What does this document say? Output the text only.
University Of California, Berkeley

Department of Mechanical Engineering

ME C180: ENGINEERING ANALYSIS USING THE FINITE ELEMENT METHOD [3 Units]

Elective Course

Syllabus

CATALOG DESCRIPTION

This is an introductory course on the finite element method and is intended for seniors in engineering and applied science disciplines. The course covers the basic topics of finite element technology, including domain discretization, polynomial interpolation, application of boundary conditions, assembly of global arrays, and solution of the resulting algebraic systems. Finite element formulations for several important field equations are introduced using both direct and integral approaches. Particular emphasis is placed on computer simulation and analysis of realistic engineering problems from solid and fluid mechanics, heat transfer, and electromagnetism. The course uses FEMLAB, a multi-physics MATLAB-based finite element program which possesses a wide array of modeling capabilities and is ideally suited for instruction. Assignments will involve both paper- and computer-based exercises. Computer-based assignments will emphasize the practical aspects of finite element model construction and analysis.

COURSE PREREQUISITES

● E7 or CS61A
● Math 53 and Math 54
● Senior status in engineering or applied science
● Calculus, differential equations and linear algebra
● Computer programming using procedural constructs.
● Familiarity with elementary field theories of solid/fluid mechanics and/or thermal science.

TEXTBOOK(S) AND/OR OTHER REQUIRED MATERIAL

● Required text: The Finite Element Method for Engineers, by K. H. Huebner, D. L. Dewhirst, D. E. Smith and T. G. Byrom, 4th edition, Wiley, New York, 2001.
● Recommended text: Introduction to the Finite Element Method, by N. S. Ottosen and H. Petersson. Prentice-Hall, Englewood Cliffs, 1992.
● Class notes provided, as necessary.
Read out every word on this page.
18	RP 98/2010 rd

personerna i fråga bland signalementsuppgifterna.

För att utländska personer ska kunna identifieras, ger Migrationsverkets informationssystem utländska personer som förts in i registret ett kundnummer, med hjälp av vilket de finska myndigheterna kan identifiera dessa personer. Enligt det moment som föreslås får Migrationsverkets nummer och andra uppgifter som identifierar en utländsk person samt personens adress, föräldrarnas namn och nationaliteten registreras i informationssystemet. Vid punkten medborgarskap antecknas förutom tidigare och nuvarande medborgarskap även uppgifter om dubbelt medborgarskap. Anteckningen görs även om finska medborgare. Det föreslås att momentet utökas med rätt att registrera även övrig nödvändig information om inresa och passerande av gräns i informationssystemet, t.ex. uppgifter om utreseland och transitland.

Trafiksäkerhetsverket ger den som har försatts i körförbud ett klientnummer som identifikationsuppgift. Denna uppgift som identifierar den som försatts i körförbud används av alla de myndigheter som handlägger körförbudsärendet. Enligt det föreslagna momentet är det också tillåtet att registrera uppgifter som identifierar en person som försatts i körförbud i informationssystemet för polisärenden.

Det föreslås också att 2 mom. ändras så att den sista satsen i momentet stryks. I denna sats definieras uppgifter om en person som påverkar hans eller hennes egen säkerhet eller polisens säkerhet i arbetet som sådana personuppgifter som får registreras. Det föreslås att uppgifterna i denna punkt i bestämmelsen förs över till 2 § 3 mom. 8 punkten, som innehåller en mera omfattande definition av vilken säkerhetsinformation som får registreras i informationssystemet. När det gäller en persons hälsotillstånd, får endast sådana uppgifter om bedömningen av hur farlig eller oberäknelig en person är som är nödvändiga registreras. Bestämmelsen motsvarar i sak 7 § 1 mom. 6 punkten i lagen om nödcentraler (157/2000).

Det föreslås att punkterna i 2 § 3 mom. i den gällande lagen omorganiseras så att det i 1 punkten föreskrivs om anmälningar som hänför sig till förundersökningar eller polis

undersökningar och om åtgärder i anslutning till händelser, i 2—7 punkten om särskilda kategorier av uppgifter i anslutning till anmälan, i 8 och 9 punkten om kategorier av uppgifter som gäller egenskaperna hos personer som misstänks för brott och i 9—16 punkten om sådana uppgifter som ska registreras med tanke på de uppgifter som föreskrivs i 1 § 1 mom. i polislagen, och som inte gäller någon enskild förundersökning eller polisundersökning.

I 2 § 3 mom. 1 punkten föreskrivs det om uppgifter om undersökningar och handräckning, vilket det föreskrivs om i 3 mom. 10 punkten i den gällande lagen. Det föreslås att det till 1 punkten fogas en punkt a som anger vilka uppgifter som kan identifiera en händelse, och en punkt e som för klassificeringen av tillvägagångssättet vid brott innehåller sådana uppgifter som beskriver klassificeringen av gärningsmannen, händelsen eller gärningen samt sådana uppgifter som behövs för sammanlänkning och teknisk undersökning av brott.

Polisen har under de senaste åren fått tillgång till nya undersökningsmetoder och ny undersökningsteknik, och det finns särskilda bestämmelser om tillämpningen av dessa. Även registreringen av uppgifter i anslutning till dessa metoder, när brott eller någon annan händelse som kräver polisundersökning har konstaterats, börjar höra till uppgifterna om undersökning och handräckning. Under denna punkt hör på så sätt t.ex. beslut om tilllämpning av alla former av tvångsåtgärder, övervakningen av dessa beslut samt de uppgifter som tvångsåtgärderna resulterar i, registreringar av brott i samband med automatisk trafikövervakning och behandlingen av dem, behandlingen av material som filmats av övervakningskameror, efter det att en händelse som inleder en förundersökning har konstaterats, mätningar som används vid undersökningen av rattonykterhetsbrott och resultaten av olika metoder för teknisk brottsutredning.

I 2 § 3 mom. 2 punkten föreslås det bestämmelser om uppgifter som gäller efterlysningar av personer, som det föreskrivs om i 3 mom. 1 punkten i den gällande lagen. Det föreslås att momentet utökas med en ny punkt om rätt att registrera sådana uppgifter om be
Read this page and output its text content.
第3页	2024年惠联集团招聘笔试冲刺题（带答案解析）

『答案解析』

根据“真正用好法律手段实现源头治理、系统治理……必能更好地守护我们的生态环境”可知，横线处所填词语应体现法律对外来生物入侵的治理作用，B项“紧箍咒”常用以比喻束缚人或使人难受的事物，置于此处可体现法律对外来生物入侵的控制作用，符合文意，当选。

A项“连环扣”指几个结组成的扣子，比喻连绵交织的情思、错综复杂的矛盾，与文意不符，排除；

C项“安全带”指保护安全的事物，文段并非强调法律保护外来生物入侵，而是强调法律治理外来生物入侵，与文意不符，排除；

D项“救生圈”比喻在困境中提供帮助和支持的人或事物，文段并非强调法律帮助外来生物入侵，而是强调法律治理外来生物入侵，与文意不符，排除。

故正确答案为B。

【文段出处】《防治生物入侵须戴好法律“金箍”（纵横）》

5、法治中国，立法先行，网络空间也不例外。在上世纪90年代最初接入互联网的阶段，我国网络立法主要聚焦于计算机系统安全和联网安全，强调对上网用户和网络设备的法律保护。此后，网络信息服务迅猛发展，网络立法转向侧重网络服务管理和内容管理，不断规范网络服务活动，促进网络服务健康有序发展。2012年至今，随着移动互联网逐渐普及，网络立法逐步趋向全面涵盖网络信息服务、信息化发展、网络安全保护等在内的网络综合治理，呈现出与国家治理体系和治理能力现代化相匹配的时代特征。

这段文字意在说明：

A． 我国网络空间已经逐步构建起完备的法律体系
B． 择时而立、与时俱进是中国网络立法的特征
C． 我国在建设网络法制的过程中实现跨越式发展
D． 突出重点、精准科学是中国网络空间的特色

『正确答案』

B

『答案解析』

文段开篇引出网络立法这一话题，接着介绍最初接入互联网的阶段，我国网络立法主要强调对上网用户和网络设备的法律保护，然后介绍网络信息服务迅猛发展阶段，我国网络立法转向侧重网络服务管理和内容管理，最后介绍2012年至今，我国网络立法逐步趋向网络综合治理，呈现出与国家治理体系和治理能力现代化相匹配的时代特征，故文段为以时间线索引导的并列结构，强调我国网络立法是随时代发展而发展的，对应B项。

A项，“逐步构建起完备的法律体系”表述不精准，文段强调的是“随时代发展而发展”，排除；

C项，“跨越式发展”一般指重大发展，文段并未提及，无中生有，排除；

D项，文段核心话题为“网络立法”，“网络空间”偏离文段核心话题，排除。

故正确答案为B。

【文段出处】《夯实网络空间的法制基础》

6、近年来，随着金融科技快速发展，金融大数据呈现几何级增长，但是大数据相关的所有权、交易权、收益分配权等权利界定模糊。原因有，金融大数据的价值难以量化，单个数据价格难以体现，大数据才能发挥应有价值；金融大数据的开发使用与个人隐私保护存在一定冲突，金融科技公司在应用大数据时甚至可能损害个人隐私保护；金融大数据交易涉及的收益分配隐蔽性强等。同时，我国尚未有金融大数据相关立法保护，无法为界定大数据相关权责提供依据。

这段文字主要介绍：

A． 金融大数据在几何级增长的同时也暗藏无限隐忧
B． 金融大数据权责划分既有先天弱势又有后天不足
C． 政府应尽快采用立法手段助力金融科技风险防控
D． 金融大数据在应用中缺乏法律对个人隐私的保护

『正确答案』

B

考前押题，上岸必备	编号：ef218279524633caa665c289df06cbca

• **Required work**: Point out every line holding the string "teknisk" and copy it.

• **Task answer**:
I 2 § 3 mom. 1 punkten föreskrivs det om uppgifter om undersökningar och handräckning, vilket det föreskrivs om i 3 mom. 10 punkten i den gällande lagen. Det föreslås att det till 1 punkten fogas en punkt a som anger vilka uppgifter som kan identifiera en händelse, och en punkt e som för klassificeringen av tillvägagångssättet vid brott innehåller sådana uppgifter som beskriver klassificeringen av gärningsmannen, händelsen eller gärningen samt sådana uppgifter som behövs för sammanlänkning och teknisk undersökning av brott.
Polisen har under de senaste åren fått tillgång till nya undersökningsmetoder och ny undersökningsteknik, och det finns särskilda bestämmelser om tillämpningen av dessa. Även registreringen av uppgifter i anslutning till dessa metoder, när brott eller någon annan händelse som kräver polisundersökning har konstaterats, börjar höra till uppgifterna om undersökning och handräckning. Under denna punkt hör på så sätt t.ex. beslut om tilllämpning av alla former av tvångsåtgärder, övervakningen av dessa beslut samt de uppgifter som tvångsåtgärderna resulterar i, registreringar av brott i samband med automatisk trafikövervakning och behandlingen av dem, behandlingen av material som filmats av övervakningskameror, efter det att en händelse som inleder en förundersökning har konstaterats, mätningar som används vid undersökningen av rattonykterhetsbrott och resultaten av olika metoder för teknisk brottsutredning.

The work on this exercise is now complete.